» **Work to be completed**:
Retype the entries exactly; omit all pictures.

(Items listed in a dataset)

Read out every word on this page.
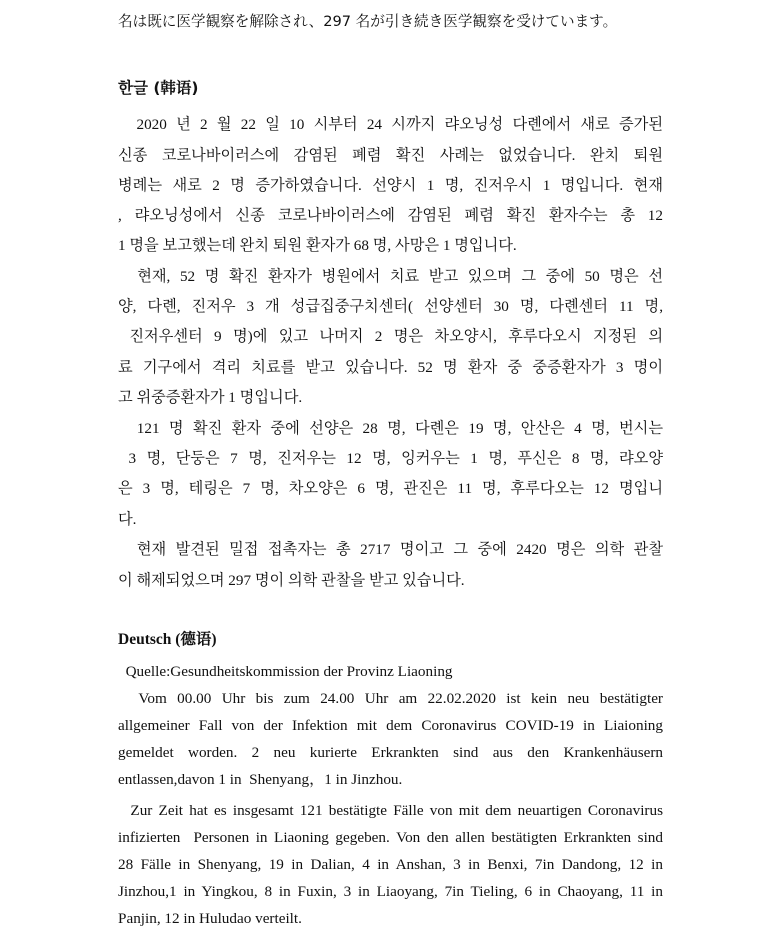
名は既に医学観察を解除され、297 名が引き続き医学観察を受けています。
한글 (韩语)
2020 년 2 월 22 일 10 시부터 24 시까지 랴오닝성 다롄에서 새로 증가된
신종 코로나바이러스에 감염된 폐렴 확진 사례는 없었습니다. 완치 퇴원
병례는 새로 2 명 증가하였습니다. 선양시 1 명, 진저우시 1 명입니다. 현재
, 랴오닝성에서 신종 코로나바이러스에 감염된 폐렴 확진 환자수는 총 12
1 명을 보고했는데 완치 퇴원 환자가 68 명, 사망은 1 명입니다.
현재, 52 명 확진 환자가 병원에서 치료 받고 있으며 그 중에 50 명은 선
양, 다롄, 진저우 3 개 성급집중구치센터( 선양센터 30 명, 다롄센터 11 명,
진저우센터 9 명)에 있고 나머지 2 명은 차오양시, 후루다오시 지정된 의
료 기구에서 격리 치료를 받고 있습니다. 52 명 환자 중 중증환자가 3 명이
고 위중증환자가 1 명입니다.
121 명 확진 환자 중에 선양은 28 명, 다롄은 19 명, 안산은 4 명, 번시는
3 명, 단둥은 7 명, 진저우는 12 명, 잉커우는 1 명, 푸신은 8 명, 랴오양
은 3 명, 테링은 7 명, 차오양은 6 명, 관진은 11 명, 후루다오는 12 명입니
다.
현재 발견된 밀접 접촉자는 총 2717 명이고 그 중에 2420 명은 의학 관찰
이 해제되었으며 297 명이 의학 관찰을 받고 있습니다.
Deutsch (德语)
Quelle:Gesundheitskommission der Provinz Liaoning
Vom 00.00 Uhr bis zum 24.00 Uhr am 22.02.2020 ist kein neu bestätigter
allgemeiner Fall von der Infektion mit dem Coronavirus COVID-19 in Liaioning
gemeldet worden. 2 neu kurierte Erkrankten sind aus den Krankenhäusern
entlassen,davon 1 in  Shenyang，1 in Jinzhou.
Zur Zeit hat es insgesamt 121 bestätigte Fälle von mit dem neuartigen Coronavirus
infizierten  Personen in Liaoning gegeben. Von den allen bestätigten Erkrankten sind
28 Fälle in Shenyang, 19 in Dalian, 4 in Anshan, 3 in Benxi, 7in Dandong, 12 in
Jinzhou,1 in Yingkou, 8 in Fuxin, 3 in Liaoyang, 7in Tieling, 6 in Chaoyang, 11 in
Panjin, 12 in Huludao verteilt.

» **Written answer**:
Read out every word on this page.
名は既に医学観察を解除され、297 名が引き続き医学観察を受けています。
한글 (韩语)
2020 년 2 월 22 일 10 시부터 24 시까지 랴오닝성 다롄에서 새로 증가된
신종 코로나바이러스에 감염된 폐렴 확진 사례는 없었습니다. 완치 퇴원
병례는 새로 2 명 증가하였습니다. 선양시 1 명, 진저우시 1 명입니다. 현재
, 랴오닝성에서 신종 코로나바이러스에 감염된 폐렴 확진 환자수는 총 12
1 명을 보고했는데 완치 퇴원 환자가 68 명, 사망은 1 명입니다.
현재, 52 명 확진 환자가 병원에서 치료 받고 있으며 그 중에 50 명은 선
양, 다롄, 진저우 3 개 성급집중구치센터( 선양센터 30 명, 다롄센터 11 명,
진저우센터 9 명)에 있고 나머지 2 명은 차오양시, 후루다오시 지정된 의
료 기구에서 격리 치료를 받고 있습니다. 52 명 환자 중 중증환자가 3 명이
고 위중증환자가 1 명입니다.
121 명 확진 환자 중에 선양은 28 명, 다롄은 19 명, 안산은 4 명, 번시는
3 명, 단둥은 7 명, 진저우는 12 명, 잉커우는 1 명, 푸신은 8 명, 랴오양
은 3 명, 테링은 7 명, 차오양은 6 명, 관진은 11 명, 후루다오는 12 명입니
다.
현재 발견된 밀접 접촉자는 총 2717 명이고 그 중에 2420 명은 의학 관찰
이 해제되었으며 297 명이 의학 관찰을 받고 있습니다.
Deutsch (德语)
Quelle:Gesundheitskommission der Provinz Liaoning
Vom 00.00 Uhr bis zum 24.00 Uhr am 22.02.2020 ist kein neu bestätigter
allgemeiner Fall von der Infektion mit dem Coronavirus COVID-19 in Liaioning
gemeldet worden. 2 neu kurierte Erkrankten sind aus den Krankenhäusern
entlassen,davon 1 in  Shenyang，1 in Jinzhou.
Zur Zeit hat es insgesamt 121 bestätigte Fälle von mit dem neuartigen Coronavirus
infizierten  Personen in Liaoning gegeben. Von den allen bestätigten Erkrankten sind
28 Fälle in Shenyang, 19 in Dalian, 4 in Anshan, 3 in Benxi, 7in Dandong, 12 in
Jinzhou,1 in Yingkou, 8 in Fuxin, 3 in Liaoyang, 7in Tieling, 6 in Chaoyang, 11 in
Panjin, 12 in Huludao verteilt.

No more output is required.